STATED TASK = Filter the entries below, keeping only lines with the word "estamos".

RECORDS SHOWN =
_____

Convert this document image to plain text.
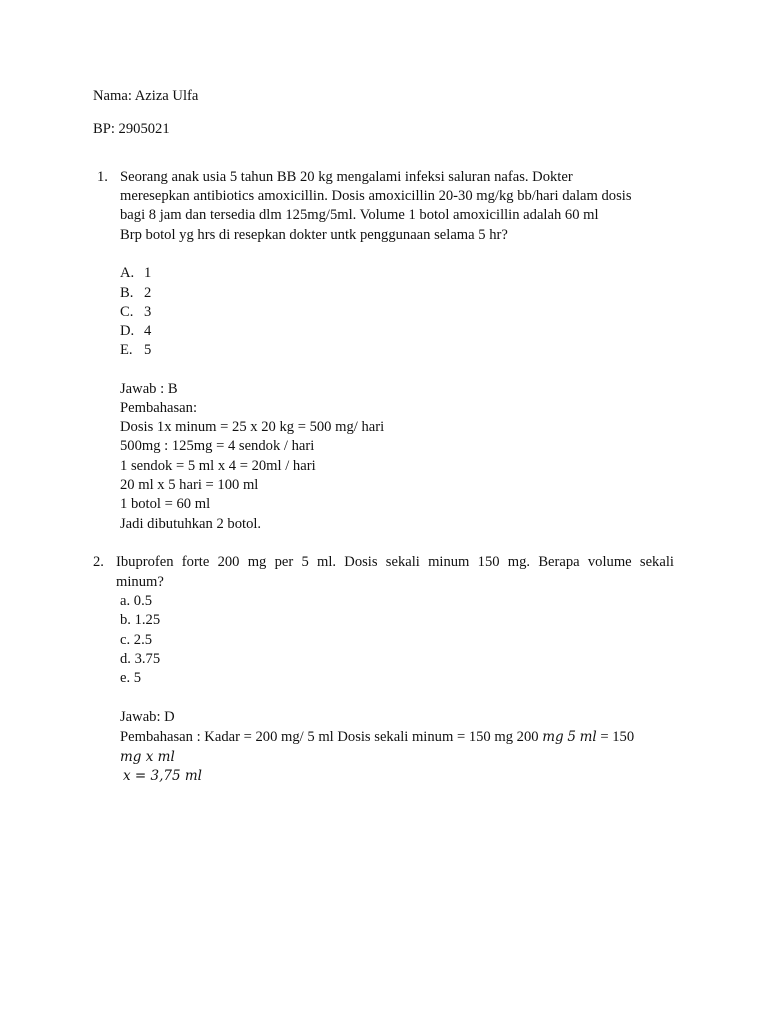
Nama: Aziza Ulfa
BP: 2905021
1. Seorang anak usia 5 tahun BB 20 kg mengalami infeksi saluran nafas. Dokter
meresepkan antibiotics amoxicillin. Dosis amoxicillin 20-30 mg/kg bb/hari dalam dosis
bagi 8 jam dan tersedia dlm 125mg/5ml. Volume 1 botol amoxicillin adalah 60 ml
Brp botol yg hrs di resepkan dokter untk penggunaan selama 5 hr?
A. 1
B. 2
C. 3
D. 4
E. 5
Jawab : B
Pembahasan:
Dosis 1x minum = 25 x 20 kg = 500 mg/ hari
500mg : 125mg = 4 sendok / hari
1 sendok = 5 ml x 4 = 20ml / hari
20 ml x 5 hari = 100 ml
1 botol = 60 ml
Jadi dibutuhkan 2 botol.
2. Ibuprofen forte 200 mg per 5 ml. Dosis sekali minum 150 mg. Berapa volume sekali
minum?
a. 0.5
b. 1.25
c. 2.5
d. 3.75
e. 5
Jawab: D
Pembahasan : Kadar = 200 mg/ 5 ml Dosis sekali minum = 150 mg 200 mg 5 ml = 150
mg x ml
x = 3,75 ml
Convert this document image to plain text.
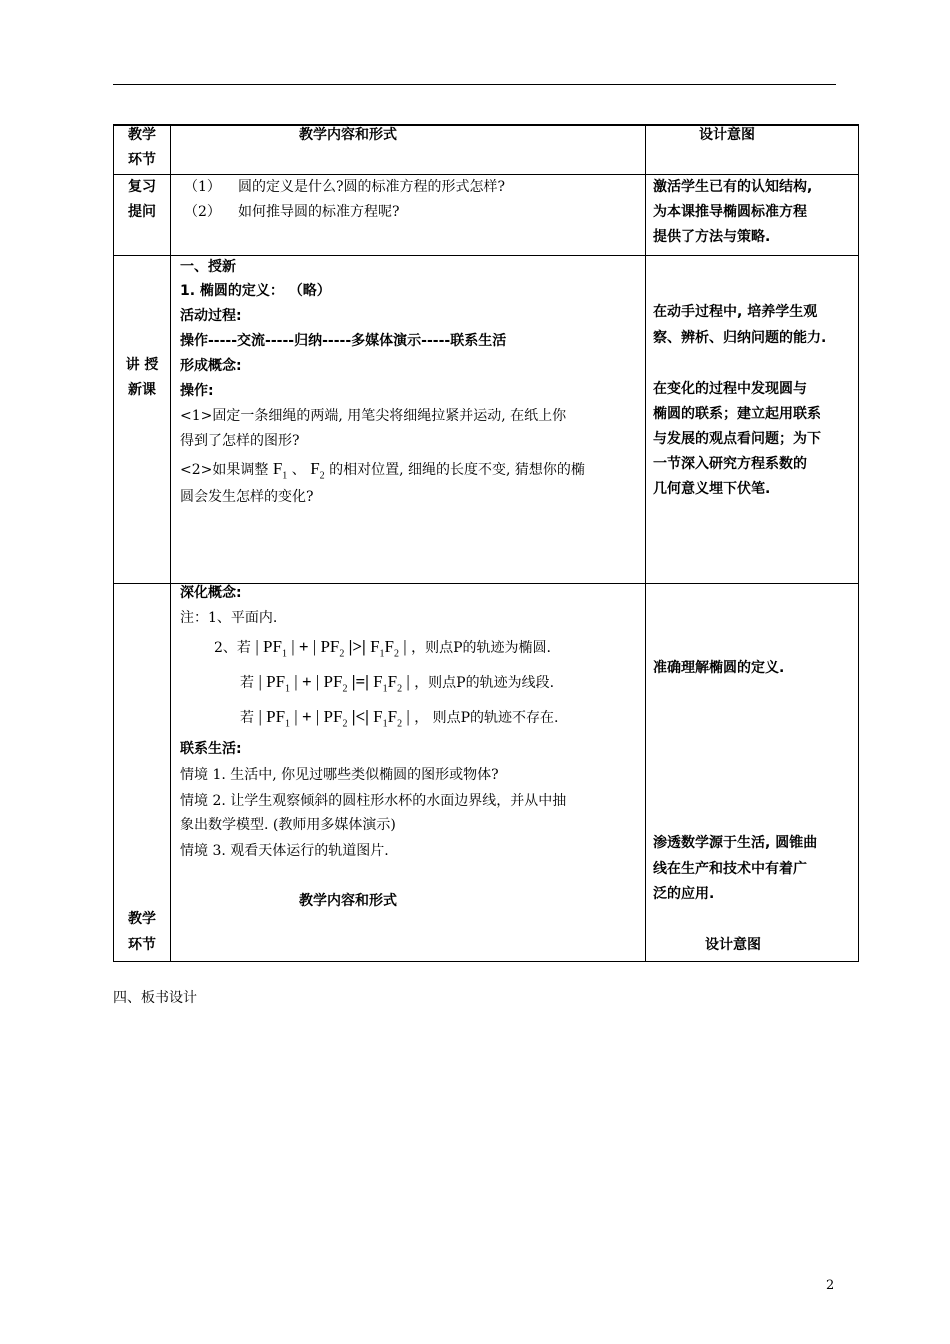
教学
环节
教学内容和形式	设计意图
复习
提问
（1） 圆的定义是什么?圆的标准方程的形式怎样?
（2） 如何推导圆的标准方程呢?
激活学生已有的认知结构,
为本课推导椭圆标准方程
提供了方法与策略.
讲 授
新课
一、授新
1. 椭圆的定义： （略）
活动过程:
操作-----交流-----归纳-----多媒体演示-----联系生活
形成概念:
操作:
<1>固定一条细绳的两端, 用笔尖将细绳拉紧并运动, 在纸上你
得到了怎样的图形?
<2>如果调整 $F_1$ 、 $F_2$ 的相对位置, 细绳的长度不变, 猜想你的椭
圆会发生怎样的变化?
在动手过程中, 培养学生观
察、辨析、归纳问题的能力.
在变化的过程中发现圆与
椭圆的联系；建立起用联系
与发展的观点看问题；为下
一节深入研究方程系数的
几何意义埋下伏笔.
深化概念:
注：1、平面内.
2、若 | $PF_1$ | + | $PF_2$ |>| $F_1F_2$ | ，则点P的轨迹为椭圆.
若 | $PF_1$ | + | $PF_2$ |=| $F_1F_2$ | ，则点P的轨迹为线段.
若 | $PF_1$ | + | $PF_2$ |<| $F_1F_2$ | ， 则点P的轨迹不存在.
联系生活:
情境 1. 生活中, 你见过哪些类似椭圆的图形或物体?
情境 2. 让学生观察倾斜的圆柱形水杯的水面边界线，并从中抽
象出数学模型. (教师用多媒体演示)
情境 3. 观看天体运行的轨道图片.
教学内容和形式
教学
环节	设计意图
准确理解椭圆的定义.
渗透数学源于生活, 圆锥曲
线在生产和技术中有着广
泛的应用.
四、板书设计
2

_____

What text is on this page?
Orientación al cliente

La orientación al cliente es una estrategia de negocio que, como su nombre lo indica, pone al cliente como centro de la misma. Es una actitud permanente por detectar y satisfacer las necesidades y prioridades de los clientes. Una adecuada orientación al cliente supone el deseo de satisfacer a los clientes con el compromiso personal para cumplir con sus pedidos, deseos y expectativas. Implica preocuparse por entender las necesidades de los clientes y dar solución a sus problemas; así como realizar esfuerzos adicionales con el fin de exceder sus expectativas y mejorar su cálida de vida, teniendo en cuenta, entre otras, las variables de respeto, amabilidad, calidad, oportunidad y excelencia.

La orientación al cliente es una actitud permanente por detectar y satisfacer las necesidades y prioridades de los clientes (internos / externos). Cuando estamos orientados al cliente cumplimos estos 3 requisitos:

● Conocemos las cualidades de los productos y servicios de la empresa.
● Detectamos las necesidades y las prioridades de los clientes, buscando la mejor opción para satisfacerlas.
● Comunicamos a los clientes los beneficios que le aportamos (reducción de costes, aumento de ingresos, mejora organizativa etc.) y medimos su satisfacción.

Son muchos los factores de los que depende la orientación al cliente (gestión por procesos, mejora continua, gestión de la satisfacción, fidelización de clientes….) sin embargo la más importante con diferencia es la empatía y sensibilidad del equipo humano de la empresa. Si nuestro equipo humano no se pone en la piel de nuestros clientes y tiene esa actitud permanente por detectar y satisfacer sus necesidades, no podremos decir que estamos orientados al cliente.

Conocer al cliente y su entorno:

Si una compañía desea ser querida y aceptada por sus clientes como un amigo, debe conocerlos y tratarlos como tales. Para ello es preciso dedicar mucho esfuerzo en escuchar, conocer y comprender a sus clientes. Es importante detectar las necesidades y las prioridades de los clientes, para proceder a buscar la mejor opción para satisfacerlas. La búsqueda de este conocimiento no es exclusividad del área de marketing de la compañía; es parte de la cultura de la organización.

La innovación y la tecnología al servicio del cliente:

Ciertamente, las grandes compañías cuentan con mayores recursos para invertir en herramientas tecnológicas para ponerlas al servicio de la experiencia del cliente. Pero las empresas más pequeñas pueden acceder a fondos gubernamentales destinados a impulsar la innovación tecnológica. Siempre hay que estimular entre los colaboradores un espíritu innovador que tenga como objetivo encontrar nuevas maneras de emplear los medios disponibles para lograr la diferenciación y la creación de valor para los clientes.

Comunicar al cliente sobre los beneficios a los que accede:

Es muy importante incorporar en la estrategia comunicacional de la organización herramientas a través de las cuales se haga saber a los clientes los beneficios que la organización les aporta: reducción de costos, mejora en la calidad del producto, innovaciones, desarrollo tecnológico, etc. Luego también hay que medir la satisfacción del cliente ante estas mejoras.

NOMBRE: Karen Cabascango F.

_____

COMPLETED EXERCISE =
La orientación al cliente es una actitud permanente por detectar y satisfacer las necesidades y prioridades de los clientes (internos / externos). Cuando estamos orientados al cliente cumplimos estos 3 requisitos:
Son muchos los factores de los que depende la orientación al cliente (gestión por procesos, mejora continua, gestión de la satisfacción, fidelización de clientes….) sin embargo la más importante con diferencia es la empatía y sensibilidad del equipo humano de la empresa. Si nuestro equipo humano no se pone en la piel de nuestros clientes y tiene esa actitud permanente por detectar y satisfacer sus necesidades, no podremos decir que estamos orientados al cliente.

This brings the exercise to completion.